PROBLEM TO WORK ON - Which lines of the records contain the string "right"? Return every such line in full, treating uppercase and lowercase as different.

Collected data entries:
#####

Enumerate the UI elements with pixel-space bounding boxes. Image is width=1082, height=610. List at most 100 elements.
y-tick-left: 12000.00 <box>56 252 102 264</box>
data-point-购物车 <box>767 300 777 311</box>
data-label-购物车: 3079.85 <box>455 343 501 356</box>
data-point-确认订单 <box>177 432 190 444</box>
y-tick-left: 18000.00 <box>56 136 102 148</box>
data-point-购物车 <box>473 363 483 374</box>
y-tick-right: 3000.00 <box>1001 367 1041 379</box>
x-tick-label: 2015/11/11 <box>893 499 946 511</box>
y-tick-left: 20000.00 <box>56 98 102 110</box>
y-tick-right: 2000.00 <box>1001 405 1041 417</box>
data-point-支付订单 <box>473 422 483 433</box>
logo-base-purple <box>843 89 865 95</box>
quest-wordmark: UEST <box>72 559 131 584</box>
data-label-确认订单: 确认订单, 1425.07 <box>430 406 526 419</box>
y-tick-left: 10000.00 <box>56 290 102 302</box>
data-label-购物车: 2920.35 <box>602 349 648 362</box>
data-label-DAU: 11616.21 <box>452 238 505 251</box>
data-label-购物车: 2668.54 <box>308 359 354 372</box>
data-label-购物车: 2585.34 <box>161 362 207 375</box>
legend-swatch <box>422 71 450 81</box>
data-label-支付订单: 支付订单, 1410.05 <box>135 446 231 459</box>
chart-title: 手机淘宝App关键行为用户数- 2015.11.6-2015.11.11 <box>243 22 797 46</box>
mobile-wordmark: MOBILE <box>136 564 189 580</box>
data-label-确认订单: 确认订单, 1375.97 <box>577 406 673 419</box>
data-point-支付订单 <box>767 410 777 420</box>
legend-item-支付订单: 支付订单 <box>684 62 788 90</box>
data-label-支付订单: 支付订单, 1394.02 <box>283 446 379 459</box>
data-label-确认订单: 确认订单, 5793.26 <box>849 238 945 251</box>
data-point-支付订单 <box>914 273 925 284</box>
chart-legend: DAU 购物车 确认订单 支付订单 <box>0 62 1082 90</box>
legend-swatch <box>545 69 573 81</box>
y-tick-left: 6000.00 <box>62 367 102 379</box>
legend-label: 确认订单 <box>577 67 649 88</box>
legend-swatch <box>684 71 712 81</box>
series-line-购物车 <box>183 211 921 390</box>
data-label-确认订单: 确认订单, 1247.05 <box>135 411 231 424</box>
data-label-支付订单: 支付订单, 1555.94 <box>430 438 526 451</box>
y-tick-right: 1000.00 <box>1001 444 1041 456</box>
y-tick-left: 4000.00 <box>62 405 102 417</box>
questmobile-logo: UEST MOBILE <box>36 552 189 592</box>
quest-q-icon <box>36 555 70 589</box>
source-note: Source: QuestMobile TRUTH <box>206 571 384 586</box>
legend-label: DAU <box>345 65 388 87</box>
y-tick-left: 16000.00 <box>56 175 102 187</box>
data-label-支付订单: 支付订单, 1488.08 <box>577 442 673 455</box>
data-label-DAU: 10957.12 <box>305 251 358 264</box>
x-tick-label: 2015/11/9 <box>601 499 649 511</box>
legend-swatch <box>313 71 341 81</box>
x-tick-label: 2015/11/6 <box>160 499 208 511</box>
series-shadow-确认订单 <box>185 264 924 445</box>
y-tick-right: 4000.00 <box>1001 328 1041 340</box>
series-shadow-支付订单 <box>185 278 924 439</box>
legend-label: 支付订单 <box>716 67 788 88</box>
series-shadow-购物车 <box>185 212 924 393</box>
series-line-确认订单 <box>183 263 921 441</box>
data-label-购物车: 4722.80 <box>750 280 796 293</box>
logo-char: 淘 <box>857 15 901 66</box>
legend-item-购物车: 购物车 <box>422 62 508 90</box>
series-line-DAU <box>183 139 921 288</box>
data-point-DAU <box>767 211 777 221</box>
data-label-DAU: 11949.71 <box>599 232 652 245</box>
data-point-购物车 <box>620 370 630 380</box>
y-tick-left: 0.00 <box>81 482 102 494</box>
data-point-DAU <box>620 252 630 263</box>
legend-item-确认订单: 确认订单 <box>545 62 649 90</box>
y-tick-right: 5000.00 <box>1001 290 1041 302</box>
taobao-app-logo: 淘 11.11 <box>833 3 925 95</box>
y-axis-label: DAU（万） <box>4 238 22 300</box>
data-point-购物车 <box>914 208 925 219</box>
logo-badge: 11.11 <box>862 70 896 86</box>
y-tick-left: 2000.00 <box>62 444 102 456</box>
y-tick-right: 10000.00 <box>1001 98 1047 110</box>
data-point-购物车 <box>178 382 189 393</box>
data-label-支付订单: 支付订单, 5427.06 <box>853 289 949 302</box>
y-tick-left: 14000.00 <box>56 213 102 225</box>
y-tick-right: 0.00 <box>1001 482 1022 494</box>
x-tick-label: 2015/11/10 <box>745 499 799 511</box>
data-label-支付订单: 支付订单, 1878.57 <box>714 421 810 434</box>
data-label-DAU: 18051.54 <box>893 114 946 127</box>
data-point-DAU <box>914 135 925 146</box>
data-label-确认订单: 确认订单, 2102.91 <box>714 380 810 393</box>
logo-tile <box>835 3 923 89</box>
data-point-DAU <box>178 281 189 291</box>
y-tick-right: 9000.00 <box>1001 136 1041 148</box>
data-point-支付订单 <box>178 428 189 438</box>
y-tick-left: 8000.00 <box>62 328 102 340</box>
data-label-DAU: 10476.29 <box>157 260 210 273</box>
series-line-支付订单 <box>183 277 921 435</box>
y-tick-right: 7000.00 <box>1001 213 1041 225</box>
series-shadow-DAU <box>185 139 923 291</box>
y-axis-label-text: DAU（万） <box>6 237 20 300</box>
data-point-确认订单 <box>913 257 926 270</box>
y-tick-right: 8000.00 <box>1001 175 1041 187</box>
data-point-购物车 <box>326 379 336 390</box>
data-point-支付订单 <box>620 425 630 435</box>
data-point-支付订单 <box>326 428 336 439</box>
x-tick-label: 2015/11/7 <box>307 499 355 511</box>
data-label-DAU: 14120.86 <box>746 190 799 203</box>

#####

THE SOLUTION -
y-tick-right: 3000.00 <box>1001 367 1041 379</box>
y-tick-right: 2000.00 <box>1001 405 1041 417</box>
y-tick-right: 1000.00 <box>1001 444 1041 456</box>
y-tick-right: 4000.00 <box>1001 328 1041 340</box>
y-tick-right: 5000.00 <box>1001 290 1041 302</box>
y-tick-right: 10000.00 <box>1001 98 1047 110</box>
y-tick-right: 0.00 <box>1001 482 1022 494</box>
y-tick-right: 9000.00 <box>1001 136 1041 148</box>
y-tick-right: 7000.00 <box>1001 213 1041 225</box>
y-tick-right: 8000.00 <box>1001 175 1041 187</box>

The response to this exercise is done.